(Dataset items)
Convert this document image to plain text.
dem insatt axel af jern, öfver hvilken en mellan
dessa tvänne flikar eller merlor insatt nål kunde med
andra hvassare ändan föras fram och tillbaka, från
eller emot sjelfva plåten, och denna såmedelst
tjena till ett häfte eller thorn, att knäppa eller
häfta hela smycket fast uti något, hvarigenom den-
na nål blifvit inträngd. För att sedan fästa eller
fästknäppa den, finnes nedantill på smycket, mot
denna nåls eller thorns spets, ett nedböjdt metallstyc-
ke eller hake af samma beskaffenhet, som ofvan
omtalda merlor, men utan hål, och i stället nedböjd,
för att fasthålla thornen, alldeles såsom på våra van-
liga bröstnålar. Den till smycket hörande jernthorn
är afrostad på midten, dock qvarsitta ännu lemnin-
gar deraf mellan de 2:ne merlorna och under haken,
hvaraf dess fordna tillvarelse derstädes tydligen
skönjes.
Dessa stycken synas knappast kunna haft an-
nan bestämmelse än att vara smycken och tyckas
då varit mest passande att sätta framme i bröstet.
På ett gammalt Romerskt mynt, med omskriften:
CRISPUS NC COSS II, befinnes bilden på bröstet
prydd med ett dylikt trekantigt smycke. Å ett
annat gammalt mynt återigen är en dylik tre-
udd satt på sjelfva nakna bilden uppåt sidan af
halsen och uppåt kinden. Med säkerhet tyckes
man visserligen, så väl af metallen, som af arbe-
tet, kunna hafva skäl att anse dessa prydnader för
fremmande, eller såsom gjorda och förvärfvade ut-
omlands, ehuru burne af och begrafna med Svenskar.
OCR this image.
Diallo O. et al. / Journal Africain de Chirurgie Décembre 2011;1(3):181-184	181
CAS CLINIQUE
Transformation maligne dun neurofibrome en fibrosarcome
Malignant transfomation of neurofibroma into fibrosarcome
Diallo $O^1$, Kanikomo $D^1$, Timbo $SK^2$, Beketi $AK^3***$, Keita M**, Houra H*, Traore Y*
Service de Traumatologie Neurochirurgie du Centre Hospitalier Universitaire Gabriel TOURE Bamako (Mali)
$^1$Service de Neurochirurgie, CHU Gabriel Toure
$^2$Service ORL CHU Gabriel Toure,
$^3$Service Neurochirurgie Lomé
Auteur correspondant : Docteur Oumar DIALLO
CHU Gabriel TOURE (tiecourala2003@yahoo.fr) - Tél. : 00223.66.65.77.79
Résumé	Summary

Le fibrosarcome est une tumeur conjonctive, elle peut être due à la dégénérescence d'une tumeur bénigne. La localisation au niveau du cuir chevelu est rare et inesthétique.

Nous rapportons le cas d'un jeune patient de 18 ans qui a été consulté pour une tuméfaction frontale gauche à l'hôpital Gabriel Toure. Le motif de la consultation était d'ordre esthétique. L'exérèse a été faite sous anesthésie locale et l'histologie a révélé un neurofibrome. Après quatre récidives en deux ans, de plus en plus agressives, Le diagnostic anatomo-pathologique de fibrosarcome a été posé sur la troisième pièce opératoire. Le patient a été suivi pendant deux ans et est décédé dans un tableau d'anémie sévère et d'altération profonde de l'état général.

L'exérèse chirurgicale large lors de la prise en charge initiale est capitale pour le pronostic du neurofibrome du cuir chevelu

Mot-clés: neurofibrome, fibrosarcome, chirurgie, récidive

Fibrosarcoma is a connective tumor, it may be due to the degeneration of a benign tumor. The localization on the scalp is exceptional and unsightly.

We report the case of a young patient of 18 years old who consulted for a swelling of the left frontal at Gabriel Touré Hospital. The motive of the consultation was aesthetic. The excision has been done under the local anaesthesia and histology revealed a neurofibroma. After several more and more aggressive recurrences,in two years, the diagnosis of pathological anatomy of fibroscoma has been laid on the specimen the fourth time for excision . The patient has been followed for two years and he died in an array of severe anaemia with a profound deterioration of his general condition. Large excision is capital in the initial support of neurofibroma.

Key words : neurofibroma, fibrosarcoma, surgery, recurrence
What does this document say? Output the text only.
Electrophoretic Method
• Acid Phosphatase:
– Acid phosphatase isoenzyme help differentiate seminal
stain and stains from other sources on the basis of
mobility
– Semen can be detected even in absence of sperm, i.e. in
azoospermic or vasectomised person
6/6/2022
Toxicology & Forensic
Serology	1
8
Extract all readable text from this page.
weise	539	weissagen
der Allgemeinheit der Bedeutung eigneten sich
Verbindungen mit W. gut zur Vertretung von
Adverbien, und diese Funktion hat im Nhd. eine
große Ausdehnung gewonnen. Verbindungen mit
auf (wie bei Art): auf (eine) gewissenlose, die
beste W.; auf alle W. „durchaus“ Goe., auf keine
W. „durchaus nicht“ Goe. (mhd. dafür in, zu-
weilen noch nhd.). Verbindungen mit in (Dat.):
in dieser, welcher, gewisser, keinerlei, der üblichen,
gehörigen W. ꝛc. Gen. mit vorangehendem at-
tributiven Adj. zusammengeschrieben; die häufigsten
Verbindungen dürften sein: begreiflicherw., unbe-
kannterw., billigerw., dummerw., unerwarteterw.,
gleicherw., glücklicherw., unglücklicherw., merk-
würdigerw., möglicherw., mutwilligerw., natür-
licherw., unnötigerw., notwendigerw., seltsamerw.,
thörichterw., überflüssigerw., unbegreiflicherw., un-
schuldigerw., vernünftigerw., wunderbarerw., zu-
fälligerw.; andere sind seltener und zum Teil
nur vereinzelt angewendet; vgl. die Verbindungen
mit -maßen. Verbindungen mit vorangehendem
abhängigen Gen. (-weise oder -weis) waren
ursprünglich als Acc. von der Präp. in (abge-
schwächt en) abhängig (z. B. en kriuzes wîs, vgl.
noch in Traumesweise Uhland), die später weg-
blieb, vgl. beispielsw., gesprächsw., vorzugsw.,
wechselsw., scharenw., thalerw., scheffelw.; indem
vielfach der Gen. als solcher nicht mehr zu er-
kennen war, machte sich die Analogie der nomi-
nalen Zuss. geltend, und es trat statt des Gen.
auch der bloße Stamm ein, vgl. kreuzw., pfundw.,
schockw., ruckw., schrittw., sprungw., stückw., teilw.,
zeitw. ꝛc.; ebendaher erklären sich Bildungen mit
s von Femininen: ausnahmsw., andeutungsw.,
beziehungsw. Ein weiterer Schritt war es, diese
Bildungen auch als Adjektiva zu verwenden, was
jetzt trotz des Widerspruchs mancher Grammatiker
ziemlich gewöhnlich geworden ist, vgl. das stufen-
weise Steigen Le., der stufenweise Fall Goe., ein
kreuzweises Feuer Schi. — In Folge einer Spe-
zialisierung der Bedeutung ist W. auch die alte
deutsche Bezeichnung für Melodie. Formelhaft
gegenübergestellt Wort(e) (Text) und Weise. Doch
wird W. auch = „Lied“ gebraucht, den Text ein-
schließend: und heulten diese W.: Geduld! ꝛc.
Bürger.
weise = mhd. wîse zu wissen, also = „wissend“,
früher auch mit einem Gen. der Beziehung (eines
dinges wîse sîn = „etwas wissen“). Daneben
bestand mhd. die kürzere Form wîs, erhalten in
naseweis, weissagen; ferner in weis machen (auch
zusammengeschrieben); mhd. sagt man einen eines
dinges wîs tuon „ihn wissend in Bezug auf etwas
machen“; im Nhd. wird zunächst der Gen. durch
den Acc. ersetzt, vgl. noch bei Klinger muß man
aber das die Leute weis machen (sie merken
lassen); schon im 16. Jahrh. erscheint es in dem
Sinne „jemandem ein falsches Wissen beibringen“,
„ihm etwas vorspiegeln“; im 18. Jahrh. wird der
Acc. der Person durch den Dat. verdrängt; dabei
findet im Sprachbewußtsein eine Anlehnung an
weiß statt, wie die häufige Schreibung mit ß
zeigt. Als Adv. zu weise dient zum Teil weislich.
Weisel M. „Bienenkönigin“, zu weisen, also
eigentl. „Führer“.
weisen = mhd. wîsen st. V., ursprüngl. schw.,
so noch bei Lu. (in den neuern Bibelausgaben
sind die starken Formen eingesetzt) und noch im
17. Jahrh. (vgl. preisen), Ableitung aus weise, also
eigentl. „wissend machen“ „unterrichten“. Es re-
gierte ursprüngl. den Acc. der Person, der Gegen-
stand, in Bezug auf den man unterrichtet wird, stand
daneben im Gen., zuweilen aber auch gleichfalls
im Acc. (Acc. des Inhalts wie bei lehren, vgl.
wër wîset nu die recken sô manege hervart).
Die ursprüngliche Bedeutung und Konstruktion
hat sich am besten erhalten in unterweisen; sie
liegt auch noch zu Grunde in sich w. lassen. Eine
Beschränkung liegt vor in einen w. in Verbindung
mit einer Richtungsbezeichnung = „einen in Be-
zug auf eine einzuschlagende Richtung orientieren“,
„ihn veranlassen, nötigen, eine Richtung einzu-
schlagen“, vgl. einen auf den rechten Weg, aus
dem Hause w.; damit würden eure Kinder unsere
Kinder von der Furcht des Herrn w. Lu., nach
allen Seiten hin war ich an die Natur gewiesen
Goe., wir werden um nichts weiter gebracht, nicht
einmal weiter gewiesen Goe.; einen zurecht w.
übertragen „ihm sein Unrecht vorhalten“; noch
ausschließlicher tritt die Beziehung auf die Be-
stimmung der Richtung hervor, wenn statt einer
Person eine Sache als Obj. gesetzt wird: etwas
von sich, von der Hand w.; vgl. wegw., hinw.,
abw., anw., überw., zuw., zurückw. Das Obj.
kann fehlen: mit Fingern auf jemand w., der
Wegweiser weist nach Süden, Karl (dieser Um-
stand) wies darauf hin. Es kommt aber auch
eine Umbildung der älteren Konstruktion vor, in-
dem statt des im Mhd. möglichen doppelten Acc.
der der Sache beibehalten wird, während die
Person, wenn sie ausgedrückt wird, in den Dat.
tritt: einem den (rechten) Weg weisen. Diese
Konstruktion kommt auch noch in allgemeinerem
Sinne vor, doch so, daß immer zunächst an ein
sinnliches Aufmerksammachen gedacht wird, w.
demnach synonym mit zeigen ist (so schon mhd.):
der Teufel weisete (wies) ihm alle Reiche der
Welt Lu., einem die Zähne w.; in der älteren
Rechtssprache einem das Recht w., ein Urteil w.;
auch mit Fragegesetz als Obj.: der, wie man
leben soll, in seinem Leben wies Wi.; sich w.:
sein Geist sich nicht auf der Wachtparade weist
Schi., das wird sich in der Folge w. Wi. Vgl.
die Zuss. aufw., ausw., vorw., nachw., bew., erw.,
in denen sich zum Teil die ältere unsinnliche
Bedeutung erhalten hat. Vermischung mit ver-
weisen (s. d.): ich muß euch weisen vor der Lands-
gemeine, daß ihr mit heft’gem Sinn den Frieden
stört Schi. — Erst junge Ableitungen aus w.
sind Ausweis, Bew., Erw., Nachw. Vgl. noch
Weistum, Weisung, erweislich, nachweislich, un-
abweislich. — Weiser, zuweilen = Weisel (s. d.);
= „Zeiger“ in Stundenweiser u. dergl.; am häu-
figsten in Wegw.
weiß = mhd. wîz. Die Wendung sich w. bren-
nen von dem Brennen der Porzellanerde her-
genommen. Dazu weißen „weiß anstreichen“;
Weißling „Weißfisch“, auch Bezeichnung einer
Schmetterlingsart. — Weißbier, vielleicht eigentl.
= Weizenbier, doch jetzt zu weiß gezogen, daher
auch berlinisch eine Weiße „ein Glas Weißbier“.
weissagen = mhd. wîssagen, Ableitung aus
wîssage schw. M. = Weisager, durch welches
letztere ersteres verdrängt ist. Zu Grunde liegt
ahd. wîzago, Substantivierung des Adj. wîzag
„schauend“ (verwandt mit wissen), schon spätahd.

[WHAT IS REQUIRED] Where does the word "sjelfva" occur in the records? Return every line that holds it.

[ANSWER BELOW]
eller emot sjelfva plåten, och denna såmedelst
udd satt på sjelfva nakna bilden uppåt sidan af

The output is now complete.